* **REQUIREMENT 1**: The InPlay 2016 reserves text sets up short names in parentheses for longer terms. List each of these short names, along with what it stands for.
* **REQUIREMENT 2**: Carry on writing the InPlay 2016 reserves text after its last line.

* **SUPPLIED PASSAGE**:
In November 2016, InPlay completed a series of transformational transactions including the go-public reverse takeover (the “Arrangement“) of Anderson Energy Inc., a “bought deal” equity financing for aggregate gross proceeds of $70.3 million and a significant asset acquisition in its core Pembina area (the “Asset Acquisition“).

InPlay successfully executed its strategy in 2016 of assembling a light oil company with premier assets that can provide shareholders with top tier organic growth amongst light oil weighted peers. The Company’s strategy was to build a sustainable light oil resource base backed by solid, predictable reserves with a strong balance sheet and supported by an inventory of high return quick payout drilling locations.

The InPlay team’s efforts to date have resulted in proved developed producing, total proved and total proved plus probable reserve life indices of 5.7, 13.0 and 19.3 years respectively, with an estimated base 2017 proved developed producing decline of 21%. The Company is anticipating >20% per share organic production growth (>25% on a debt adjusted basis) forecasted for the month of December 2017 over December 2016 and debt to cash flow of 1.0 times or less. Also, we have put together a large inventory of drilling locations with payouts estimated at less than one year.

2016 Reserves Highlights:

  • Proved Developed Producing (“PDP“) reserves
    • Increased by 135% from 3,106.8 mboe to 7,304.0 mboe (65% oil & liquids).
    • Replaced production by 691%.
    • FD&A costs including the change in future development capital (“FDC”) of $18.12 per boe resulting in a recycle ratio of 1.3 times.
    • Reserve life index of 5.7 years, an increase of 29%.
  • Total Proved (“TP“) reserves
    • Increased by 187% from 5,776.8 mboe to 16,578.5 mboe (67% oil & liquids).
    • Replaced production by 1,621%.
    • FD&A costs including the change in FDC of $14.13 per boe resulting in a recycle ratio of 1.6 times.
    • Reserve life index of 13.0 years, an increase of 58%.
  • Proved plus Probable (“P+P“) reserves
    • Increased by 180% from 8,739.4 mboe to 24,485.7 mboe (69% oil).
    • Replaced production by 2,318%.
    • FD&A costs including the change in FDC of $11.54 per boe resulting in a recycle ratio of 2.0 times.
    • Reserve life index of 19.3 years, an increase of 55%.

* **INFORMATION SHOWN**:
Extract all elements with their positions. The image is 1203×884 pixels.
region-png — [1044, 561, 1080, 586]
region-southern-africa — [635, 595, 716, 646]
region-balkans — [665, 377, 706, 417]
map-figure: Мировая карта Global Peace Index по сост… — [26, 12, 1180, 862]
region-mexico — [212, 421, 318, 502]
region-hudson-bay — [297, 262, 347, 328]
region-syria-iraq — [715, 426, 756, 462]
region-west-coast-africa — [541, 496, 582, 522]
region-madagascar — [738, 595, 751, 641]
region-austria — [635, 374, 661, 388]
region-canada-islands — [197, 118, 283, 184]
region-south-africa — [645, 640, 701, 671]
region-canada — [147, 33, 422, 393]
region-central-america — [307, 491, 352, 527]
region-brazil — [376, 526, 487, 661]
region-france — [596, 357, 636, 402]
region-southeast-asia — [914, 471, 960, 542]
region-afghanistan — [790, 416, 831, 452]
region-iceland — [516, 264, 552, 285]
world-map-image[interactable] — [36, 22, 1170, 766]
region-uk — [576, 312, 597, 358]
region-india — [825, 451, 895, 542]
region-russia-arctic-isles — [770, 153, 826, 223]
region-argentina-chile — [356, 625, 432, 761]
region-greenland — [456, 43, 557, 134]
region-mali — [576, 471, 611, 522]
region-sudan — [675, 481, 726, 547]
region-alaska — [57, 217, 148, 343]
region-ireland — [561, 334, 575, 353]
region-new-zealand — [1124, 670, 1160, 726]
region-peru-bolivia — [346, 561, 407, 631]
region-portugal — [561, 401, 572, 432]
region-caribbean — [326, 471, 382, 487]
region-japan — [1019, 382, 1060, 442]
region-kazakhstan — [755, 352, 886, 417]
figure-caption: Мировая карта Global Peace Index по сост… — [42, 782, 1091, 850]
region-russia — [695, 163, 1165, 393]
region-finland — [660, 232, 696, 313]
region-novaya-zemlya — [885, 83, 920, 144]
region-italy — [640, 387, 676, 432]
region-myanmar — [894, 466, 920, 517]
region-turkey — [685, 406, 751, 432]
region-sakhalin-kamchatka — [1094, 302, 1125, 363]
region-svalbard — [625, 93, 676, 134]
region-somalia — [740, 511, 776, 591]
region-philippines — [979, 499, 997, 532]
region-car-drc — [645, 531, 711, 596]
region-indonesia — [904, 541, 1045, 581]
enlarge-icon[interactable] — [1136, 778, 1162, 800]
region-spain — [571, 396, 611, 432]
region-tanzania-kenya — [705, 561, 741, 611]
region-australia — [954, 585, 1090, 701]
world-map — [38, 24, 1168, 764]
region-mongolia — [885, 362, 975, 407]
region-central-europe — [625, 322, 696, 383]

* **ANSWER BOX 1**:
- Arrangement: the go-public reverse takeover of Anderson Energy Inc.
- Asset Acquisition: a significant asset acquisition in InPlay's core Pembina area
- PDP: Proved Developed Producing reserves
- FDC: future development capital
- TP: Total Proved reserves
- P+P: Proved plus Probable reserves

* **ANSWER BOX 2**:
  • Using the independent reserves evaluation effective December 31, 2016, the net present value of future net revenues discounted at 10% (“PV10”) before taxes of our P+P reserves, inclusive of our internally estimated undeveloped land value and seismic value of $17.5 million, a fair market value liability of $1.5 million on our commodity derivative contracts and net of estimated net debt at year end of $35.0 million equates to an estimated net asset value of $4.78 per common share.

Operations Update:

Since the completion of the Arrangement and related transactions on November 7, 2016, the Company has drilled 10 (8.0 net) light oil Cardium horizontal wells. The drilling program was completed on February 10, 2017, of which 2 (1.9 net) wells came on production in late 2016 and 3 (3.0 net) wells came on production in the middle of February, 2017. There are currently 5 (3.1 net) wells remaining to be completed, equipped and tied in for production. We currently expect these wells will be completed and brought on production through March and April, and even with delays in completions due to high industry activity, we continue to be on target with our production guidance of 4,000 – 4,200 boed average for 2017 and 4,300 – 4,500 boed 2017 exit.

Early results from our new wells, which includes 3 net wells having only one month of production and still in the clean-up stage, are exceeding internal forecasts. These new wells coupled with the low decline asset base has current production, based on field estimates, at approximately 4,100 boed (65% light oil and liquids). The Company anticipates drilling an additional 8 net Cardium horizontal wells prior to yearend, with 7 of the wells slated for the second half of 2017.

2016 Independent Reserves Evaluation:

The following summarizes certain information contained in the Sproule Report. The Sproule Report was prepared in accordance with the definitions, standards and procedures contained in the Canadian Oil and Gas Evaluation Handbook (the “COGE Handbook“) and National Instrument 51-101 Standards of Disclosure for Oil and Gas Activities (“NI 51-101“). Additional reserve information as required under NI 51-101 will be included in the Company’s Annual Information Form (“AIF“) which will be filed on SEDAR by the end of March 2017.

Corporate Reserves Information:

December 31, 2016

Reserves Category

  Crude Oil
& NGLs(1)
Natural Gas


Proved developed producing   4,749.4   15,328   7,304.0   113,639    
Proved developed non-producing   576.4   1,303   793.5   13,395   2,753  
Proved undeveloped   5,820.3   15,964   8,841   74,261   126,310   70.3
Total proved   11,146.0   32,595   16,578.5   201,295   129,064   70.3
Probable developed producing   1,342.2   4,422   2,079.2   28,192    
Probable developed non-producing   152.1   342   209.0   3,528    
Probable undeveloped   4,310.0   7,854   5,619.0   84,297   49,349   27.7
Total probable   5,804.3   12,617   7,907.2   116,016   49,349   27.7
Total proved plus probable   16,950.3   45,212   24,485.7   317,311   178,413   98.0


  1. “Oil & NGL” reserves include all light crude oil & medium oil volumes, and natural gas liquids volumes.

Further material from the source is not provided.